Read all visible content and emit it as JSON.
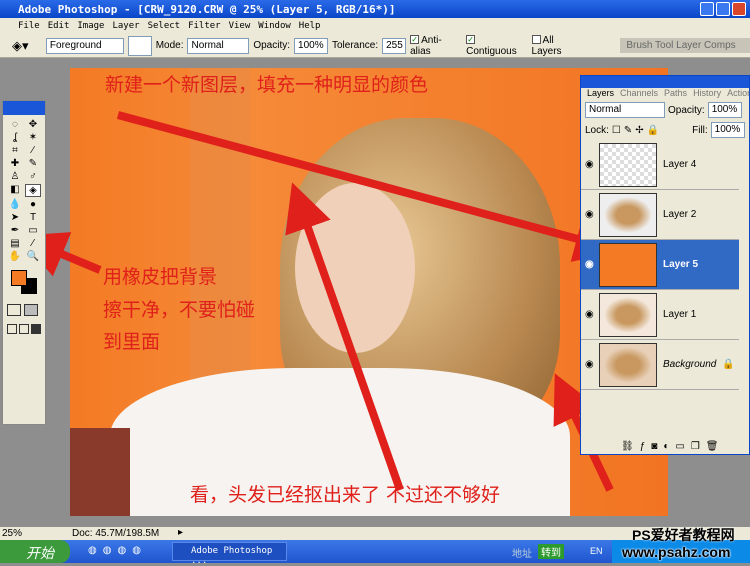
{
  "title": "Adobe Photoshop - [CRW_9120.CRW @ 25% (Layer 5, RGB/16*)]",
  "menu": [
    "File",
    "Edit",
    "Image",
    "Layer",
    "Select",
    "Filter",
    "View",
    "Window",
    "Help"
  ],
  "options": {
    "fill_source": "Foreground",
    "mode_label": "Mode:",
    "mode": "Normal",
    "opacity_label": "Opacity:",
    "opacity": "100%",
    "tolerance_label": "Tolerance:",
    "tolerance": "255",
    "antialias": "Anti-alias",
    "contiguous": "Contiguous",
    "all_layers": "All Layers",
    "well_tabs": "Brush Tool Layer Comps"
  },
  "layers_panel": {
    "tabs": [
      "Layers",
      "Channels",
      "Paths",
      "History",
      "Actions"
    ],
    "blend": "Normal",
    "opacity_label": "Opacity:",
    "opacity": "100%",
    "lock_label": "Lock:",
    "fill_label": "Fill:",
    "fill": "100%",
    "layers": [
      {
        "name": "Layer 4"
      },
      {
        "name": "Layer 2"
      },
      {
        "name": "Layer 5",
        "active": true
      },
      {
        "name": "Layer 1"
      },
      {
        "name": "Background",
        "locked": true
      }
    ]
  },
  "annotations": {
    "top": "新建一个新图层，填充一种明显的颜色",
    "left1": "用橡皮把背景",
    "left2": "擦干净，不要怕碰",
    "left3": "到里面",
    "bottom": "看，头发已经抠出来了 不过还不够好"
  },
  "colors": {
    "foreground": "#f47a24",
    "annotation": "#e0201a"
  },
  "status": {
    "zoom": "25%",
    "doc": "Doc: 45.7M/198.5M"
  },
  "taskbar": {
    "start": "开始",
    "app": "Adobe Photoshop ...",
    "address": "地址",
    "go": "转到",
    "lang": "EN"
  },
  "watermark": {
    "line1": "PS爱好者教程网",
    "line2": "www.psahz.com"
  }
}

* * * *

» Work required:
In this exercise, set down all of the data exactly, without the pictures.

» The response:
Read all visible content and emit it as JSON.
{
  "title": "Adobe Photoshop - [CRW_9120.CRW @ 25% (Layer 5, RGB/16*)]",
  "menu": [
    "File",
    "Edit",
    "Image",
    "Layer",
    "Select",
    "Filter",
    "View",
    "Window",
    "Help"
  ],
  "options": {
    "fill_source": "Foreground",
    "mode_label": "Mode:",
    "mode": "Normal",
    "opacity_label": "Opacity:",
    "opacity": "100%",
    "tolerance_label": "Tolerance:",
    "tolerance": "255",
    "antialias": "Anti-alias",
    "contiguous": "Contiguous",
    "all_layers": "All Layers",
    "well_tabs": "Brush Tool Layer Comps"
  },
  "layers_panel": {
    "tabs": [
      "Layers",
      "Channels",
      "Paths",
      "History",
      "Actions"
    ],
    "blend": "Normal",
    "opacity_label": "Opacity:",
    "opacity": "100%",
    "lock_label": "Lock:",
    "fill_label": "Fill:",
    "fill": "100%",
    "layers": [
      {
        "name": "Layer 4"
      },
      {
        "name": "Layer 2"
      },
      {
        "name": "Layer 5",
        "active": true
      },
      {
        "name": "Layer 1"
      },
      {
        "name": "Background",
        "locked": true
      }
    ]
  },
  "annotations": {
    "top": "新建一个新图层，填充一种明显的颜色",
    "left1": "用橡皮把背景",
    "left2": "擦干净，不要怕碰",
    "left3": "到里面",
    "bottom": "看，头发已经抠出来了 不过还不够好"
  },
  "colors": {
    "foreground": "#f47a24",
    "annotation": "#e0201a"
  },
  "status": {
    "zoom": "25%",
    "doc": "Doc: 45.7M/198.5M"
  },
  "taskbar": {
    "start": "开始",
    "app": "Adobe Photoshop ...",
    "address": "地址",
    "go": "转到",
    "lang": "EN"
  },
  "watermark": {
    "line1": "PS爱好者教程网",
    "line2": "www.psahz.com"
  }
}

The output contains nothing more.